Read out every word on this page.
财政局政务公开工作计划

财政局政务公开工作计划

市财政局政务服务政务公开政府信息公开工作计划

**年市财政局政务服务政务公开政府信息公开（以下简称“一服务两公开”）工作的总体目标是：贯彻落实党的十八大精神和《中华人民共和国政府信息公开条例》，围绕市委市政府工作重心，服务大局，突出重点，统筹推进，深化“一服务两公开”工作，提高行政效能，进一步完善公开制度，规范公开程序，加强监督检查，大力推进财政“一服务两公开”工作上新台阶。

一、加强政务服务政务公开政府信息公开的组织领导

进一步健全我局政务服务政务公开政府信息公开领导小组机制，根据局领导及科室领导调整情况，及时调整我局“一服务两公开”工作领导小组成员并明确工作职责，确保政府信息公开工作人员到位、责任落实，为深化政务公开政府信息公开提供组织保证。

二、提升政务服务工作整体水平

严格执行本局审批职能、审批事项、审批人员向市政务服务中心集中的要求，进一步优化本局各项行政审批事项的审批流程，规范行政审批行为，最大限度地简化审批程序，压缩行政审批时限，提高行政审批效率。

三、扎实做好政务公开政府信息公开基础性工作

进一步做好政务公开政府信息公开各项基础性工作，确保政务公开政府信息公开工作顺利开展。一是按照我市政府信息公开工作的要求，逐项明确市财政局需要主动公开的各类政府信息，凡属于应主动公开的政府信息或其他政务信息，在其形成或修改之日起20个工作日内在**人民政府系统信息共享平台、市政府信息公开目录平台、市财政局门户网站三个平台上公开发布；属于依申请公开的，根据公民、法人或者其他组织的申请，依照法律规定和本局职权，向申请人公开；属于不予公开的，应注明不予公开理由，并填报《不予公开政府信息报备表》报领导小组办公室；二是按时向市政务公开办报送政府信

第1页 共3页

• _WHAT IS BEING ASKED_
Repeat the data precisely, line by line.

• _WRITTEN ANSWER_
Read out every word on this page.
财政局政务公开工作计划

财政局政务公开工作计划

市财政局政务服务政务公开政府信息公开工作计划

**年市财政局政务服务政务公开政府信息公开（以下简称“一服务两公开”）工作的总体目标是：贯彻落实党的十八大精神和《中华人民共和国政府信息公开条例》，围绕市委市政府工作重心，服务大局，突出重点，统筹推进，深化“一服务两公开”工作，提高行政效能，进一步完善公开制度，规范公开程序，加强监督检查，大力推进财政“一服务两公开”工作上新台阶。

一、加强政务服务政务公开政府信息公开的组织领导

进一步健全我局政务服务政务公开政府信息公开领导小组机制，根据局领导及科室领导调整情况，及时调整我局“一服务两公开”工作领导小组成员并明确工作职责，确保政府信息公开工作人员到位、责任落实，为深化政务公开政府信息公开提供组织保证。

二、提升政务服务工作整体水平

严格执行本局审批职能、审批事项、审批人员向市政务服务中心集中的要求，进一步优化本局各项行政审批事项的审批流程，规范行政审批行为，最大限度地简化审批程序，压缩行政审批时限，提高行政审批效率。

三、扎实做好政务公开政府信息公开基础性工作

进一步做好政务公开政府信息公开各项基础性工作，确保政务公开政府信息公开工作顺利开展。一是按照我市政府信息公开工作的要求，逐项明确市财政局需要主动公开的各类政府信息，凡属于应主动公开的政府信息或其他政务信息，在其形成或修改之日起20个工作日内在**人民政府系统信息共享平台、市政府信息公开目录平台、市财政局门户网站三个平台上公开发布；属于依申请公开的，根据公民、法人或者其他组织的申请，依照法律规定和本局职权，向申请人公开；属于不予公开的，应注明不予公开理由，并填报《不予公开政府信息报备表》报领导小组办公室；二是按时向市政务公开办报送政府信

第1页 共3页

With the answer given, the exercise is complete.